All lines in the data bearing the string "this" should be identified and copied.

□ □ □ □ □

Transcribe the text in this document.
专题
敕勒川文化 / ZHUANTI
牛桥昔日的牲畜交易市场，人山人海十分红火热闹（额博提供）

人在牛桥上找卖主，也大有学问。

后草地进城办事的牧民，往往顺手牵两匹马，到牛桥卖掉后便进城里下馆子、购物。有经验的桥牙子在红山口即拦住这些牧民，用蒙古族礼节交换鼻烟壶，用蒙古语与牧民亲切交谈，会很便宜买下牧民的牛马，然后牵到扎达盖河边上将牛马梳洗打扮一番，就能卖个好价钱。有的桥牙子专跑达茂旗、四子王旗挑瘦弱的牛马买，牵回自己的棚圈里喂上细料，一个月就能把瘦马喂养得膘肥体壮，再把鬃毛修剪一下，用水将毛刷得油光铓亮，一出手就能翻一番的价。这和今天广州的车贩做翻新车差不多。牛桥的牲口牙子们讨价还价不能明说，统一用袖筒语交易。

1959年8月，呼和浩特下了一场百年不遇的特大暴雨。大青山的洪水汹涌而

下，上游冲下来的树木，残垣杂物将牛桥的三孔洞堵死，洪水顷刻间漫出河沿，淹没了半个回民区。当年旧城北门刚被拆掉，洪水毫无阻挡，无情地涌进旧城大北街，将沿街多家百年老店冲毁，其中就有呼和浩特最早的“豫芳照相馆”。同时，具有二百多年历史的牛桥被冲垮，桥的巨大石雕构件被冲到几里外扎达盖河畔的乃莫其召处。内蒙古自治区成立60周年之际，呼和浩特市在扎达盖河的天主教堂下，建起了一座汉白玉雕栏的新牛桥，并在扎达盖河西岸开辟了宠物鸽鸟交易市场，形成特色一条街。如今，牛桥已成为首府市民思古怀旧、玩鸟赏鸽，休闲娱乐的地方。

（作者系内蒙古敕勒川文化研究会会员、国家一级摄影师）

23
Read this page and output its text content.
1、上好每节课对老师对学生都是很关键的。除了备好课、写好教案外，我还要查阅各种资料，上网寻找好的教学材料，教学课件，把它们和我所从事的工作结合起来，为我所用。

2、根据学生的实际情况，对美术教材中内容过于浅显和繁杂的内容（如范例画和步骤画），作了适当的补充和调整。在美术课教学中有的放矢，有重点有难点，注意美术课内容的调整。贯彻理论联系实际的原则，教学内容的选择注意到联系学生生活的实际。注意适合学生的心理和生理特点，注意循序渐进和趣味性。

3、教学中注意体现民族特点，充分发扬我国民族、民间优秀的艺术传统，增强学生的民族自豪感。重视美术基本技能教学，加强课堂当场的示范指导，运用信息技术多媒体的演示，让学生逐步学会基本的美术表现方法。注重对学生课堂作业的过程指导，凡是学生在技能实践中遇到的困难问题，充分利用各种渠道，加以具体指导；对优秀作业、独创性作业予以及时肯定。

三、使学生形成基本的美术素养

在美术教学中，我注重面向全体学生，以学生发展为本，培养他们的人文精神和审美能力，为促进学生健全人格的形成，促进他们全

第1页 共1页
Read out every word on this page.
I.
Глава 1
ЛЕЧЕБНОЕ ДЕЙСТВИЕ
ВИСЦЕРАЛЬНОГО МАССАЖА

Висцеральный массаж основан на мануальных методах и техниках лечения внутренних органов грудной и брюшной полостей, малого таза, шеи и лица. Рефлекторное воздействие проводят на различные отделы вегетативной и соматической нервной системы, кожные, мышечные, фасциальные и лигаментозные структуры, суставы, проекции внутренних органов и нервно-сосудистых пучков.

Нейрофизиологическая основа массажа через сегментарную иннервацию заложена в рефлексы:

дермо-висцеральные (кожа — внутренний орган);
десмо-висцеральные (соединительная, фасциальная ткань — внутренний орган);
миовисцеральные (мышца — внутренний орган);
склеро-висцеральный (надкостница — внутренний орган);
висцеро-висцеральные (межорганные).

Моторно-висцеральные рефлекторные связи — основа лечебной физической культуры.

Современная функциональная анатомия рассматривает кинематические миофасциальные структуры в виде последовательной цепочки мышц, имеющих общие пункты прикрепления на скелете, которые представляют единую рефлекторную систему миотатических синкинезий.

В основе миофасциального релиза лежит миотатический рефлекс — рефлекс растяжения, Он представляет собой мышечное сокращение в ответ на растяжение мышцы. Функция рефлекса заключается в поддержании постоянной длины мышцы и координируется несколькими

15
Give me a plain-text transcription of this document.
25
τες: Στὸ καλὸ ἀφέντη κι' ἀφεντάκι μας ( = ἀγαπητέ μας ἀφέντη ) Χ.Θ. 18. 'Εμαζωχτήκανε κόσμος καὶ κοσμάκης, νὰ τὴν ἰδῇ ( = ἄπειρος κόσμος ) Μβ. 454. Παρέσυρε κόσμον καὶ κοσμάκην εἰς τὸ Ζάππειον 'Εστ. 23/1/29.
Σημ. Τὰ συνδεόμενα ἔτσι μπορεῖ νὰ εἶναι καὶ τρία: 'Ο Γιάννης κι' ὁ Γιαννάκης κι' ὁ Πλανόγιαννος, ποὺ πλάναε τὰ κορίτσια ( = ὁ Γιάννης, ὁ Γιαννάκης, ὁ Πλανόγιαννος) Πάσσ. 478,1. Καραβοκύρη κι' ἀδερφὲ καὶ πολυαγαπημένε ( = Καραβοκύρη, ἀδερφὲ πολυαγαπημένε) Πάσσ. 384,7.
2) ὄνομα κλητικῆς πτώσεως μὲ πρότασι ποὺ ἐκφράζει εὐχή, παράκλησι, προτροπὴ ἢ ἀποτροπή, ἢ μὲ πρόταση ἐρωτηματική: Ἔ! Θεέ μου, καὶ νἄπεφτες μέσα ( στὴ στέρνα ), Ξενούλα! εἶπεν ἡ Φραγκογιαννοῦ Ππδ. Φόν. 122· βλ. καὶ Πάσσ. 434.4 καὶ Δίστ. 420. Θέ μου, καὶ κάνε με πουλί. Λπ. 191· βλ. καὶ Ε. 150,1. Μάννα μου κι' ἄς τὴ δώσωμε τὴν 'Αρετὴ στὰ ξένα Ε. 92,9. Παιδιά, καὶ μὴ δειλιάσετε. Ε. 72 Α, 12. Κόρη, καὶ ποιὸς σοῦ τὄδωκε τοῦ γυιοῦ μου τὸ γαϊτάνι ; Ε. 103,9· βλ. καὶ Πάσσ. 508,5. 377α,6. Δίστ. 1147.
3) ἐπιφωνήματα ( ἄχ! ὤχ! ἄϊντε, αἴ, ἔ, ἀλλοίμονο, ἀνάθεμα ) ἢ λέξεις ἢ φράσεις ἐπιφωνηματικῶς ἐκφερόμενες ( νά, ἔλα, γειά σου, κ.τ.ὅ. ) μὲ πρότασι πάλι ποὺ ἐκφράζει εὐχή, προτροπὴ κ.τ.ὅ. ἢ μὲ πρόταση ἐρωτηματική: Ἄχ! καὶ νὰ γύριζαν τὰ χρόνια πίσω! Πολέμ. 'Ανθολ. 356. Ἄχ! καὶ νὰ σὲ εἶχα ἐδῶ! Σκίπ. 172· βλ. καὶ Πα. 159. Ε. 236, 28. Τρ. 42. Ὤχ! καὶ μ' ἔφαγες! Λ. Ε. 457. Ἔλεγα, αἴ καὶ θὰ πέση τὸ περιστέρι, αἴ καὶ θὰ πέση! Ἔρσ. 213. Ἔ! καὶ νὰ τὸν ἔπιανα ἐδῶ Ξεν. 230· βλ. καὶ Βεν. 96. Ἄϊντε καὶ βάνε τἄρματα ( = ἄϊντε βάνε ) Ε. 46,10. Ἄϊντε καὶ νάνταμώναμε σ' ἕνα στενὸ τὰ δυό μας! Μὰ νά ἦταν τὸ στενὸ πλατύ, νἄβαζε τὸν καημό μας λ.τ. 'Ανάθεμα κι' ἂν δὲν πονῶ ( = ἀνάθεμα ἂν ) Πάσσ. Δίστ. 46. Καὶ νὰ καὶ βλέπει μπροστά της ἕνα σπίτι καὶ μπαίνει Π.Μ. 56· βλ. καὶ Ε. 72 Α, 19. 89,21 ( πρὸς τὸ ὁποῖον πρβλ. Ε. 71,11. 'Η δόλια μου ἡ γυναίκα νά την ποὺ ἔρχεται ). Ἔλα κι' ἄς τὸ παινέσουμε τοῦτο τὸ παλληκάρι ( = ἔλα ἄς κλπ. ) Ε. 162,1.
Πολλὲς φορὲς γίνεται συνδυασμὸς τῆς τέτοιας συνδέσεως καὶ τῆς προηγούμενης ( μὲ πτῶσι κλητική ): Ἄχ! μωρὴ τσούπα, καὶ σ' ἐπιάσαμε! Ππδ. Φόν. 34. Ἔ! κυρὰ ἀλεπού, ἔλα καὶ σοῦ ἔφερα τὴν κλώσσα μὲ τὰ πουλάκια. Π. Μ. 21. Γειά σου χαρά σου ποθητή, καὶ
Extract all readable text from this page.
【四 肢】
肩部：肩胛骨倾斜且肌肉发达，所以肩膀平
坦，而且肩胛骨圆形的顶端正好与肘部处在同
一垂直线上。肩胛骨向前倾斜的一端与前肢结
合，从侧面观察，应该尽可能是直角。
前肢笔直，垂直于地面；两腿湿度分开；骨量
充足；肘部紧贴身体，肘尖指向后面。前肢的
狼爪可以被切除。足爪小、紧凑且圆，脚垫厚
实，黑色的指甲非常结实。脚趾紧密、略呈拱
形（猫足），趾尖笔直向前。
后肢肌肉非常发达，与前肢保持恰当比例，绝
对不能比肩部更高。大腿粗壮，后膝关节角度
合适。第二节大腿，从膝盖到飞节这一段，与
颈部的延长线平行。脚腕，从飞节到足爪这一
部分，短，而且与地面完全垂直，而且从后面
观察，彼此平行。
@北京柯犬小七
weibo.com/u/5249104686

□ □ □ □ □

* Answer to the problem *
Transcribe the text in this document.
Read this page and output its text content.
Read out every word on this page.
Give me a plain-text transcription of this document.
Extract all readable text from this page.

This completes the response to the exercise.